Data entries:
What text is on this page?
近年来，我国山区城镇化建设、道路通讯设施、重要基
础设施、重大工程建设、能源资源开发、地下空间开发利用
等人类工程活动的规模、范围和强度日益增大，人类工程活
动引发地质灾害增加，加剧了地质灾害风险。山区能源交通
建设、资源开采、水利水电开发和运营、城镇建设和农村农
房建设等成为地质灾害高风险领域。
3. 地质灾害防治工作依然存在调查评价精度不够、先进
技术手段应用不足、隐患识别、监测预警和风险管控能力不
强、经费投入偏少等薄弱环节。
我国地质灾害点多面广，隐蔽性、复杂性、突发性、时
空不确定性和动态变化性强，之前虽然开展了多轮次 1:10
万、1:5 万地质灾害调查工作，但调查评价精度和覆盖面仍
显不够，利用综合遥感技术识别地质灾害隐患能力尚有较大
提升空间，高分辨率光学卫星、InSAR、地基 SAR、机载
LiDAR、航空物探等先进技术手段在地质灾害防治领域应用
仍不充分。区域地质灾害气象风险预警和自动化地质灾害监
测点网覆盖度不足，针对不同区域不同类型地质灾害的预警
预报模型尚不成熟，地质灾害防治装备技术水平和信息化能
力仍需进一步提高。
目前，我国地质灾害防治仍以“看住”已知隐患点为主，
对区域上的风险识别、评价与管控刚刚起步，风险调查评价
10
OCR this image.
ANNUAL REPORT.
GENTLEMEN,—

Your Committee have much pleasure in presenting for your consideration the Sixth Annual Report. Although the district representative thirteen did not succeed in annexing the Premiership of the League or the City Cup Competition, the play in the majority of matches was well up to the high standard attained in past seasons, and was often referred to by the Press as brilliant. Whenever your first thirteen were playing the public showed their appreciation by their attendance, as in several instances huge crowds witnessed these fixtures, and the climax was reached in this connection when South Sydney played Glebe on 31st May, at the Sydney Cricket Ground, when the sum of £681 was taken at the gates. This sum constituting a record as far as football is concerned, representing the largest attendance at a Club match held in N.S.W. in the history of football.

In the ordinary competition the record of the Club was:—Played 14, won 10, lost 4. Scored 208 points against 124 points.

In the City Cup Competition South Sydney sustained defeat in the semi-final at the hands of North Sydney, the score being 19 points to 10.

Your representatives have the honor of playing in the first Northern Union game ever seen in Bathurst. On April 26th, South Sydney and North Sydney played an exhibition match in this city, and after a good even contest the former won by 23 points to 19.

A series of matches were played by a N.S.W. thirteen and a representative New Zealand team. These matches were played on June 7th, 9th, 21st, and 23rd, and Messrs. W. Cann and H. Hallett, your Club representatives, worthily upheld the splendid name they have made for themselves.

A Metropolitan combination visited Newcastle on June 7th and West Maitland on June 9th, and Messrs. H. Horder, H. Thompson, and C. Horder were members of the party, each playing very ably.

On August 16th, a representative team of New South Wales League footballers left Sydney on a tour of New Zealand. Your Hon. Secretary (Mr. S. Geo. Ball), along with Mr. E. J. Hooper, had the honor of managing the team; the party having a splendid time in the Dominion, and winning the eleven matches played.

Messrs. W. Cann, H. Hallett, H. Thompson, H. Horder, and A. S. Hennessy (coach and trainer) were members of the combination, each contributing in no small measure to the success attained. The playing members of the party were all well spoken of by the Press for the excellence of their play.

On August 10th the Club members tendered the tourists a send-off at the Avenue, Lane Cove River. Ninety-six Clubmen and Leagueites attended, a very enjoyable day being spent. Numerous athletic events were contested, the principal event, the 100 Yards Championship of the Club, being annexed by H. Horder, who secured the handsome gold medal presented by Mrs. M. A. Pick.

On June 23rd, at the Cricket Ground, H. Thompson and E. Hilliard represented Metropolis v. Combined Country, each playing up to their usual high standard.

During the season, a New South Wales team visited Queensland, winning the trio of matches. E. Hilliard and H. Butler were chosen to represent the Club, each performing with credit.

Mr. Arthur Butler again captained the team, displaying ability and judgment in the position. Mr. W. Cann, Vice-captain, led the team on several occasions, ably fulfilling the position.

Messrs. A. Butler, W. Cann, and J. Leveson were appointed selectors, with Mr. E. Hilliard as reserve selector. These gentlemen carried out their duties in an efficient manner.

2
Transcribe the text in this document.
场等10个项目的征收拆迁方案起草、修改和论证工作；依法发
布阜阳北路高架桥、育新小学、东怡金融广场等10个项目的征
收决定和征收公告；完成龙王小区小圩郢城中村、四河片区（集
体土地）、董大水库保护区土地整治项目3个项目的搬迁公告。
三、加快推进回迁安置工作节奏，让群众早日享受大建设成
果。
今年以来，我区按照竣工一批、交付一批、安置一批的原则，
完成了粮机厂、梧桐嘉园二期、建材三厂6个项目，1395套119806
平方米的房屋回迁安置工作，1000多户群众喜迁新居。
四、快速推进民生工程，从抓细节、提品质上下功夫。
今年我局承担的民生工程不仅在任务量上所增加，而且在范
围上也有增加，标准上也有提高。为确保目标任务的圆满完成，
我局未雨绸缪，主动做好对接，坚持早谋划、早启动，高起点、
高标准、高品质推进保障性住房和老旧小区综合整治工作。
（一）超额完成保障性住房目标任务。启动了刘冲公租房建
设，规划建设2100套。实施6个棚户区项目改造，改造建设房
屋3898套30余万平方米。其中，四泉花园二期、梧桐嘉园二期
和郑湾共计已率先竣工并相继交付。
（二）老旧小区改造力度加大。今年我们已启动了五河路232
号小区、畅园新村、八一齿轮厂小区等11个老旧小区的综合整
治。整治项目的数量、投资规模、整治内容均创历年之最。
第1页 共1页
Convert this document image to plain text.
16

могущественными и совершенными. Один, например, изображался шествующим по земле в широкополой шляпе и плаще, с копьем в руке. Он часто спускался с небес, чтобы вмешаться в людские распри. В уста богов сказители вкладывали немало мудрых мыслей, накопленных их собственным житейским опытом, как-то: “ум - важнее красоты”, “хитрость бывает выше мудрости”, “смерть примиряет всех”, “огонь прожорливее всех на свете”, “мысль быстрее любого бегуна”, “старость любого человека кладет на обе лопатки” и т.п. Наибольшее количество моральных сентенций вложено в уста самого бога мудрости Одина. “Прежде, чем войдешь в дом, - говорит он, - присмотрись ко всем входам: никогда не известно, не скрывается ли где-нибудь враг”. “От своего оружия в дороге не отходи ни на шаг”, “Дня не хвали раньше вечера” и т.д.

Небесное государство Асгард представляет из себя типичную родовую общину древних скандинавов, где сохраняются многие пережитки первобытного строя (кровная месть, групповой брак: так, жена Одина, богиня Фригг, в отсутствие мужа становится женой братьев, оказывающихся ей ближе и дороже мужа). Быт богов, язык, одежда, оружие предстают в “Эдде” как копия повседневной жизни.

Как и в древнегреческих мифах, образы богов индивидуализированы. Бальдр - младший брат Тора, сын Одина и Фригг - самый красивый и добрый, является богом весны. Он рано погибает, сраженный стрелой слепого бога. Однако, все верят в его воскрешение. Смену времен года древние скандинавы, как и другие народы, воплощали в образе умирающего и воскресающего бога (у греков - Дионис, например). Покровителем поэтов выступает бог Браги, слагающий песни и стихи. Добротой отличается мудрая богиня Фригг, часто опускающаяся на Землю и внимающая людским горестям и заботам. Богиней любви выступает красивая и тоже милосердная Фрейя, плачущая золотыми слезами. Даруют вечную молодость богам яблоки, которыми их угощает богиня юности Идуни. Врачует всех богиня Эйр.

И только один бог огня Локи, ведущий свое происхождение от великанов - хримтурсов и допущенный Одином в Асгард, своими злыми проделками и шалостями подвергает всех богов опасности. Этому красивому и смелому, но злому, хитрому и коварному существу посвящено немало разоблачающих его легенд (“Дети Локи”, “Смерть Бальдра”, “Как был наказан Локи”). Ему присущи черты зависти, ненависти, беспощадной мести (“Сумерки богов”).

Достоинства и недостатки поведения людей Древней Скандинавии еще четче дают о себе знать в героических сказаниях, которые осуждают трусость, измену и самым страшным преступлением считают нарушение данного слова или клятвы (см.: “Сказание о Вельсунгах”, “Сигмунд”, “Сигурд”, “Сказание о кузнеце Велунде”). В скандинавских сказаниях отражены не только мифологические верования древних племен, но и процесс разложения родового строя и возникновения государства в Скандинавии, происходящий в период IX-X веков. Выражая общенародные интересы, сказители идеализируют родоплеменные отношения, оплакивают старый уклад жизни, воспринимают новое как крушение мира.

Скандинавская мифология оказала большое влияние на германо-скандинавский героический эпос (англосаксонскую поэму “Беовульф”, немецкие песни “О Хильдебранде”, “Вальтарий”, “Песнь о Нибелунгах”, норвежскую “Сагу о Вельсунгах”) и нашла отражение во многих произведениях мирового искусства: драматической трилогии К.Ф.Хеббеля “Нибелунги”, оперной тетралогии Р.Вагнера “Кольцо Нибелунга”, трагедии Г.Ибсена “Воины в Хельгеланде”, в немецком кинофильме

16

--- TASK INSTRUCTIONS ---
Copy out each line in the listing that has the word "very".

--- TASK ANSWER ---
A Metropolitan combination visited Newcastle on June 7th and West Maitland on June 9th, and Messrs. H. Horder, H. Thompson, and C. Horder were members of the party, each playing very ably.
On August 10th the Club members tendered the tourists a send-off at the Avenue, Lane Cove River. Ninety-six Clubmen and Leagueites attended, a very enjoyable day being spent. Numerous athletic events were contested, the principal event, the 100 Yards Championship of the Club, being annexed by H. Horder, who secured the handsome gold medal presented by Mrs. M. A. Pick.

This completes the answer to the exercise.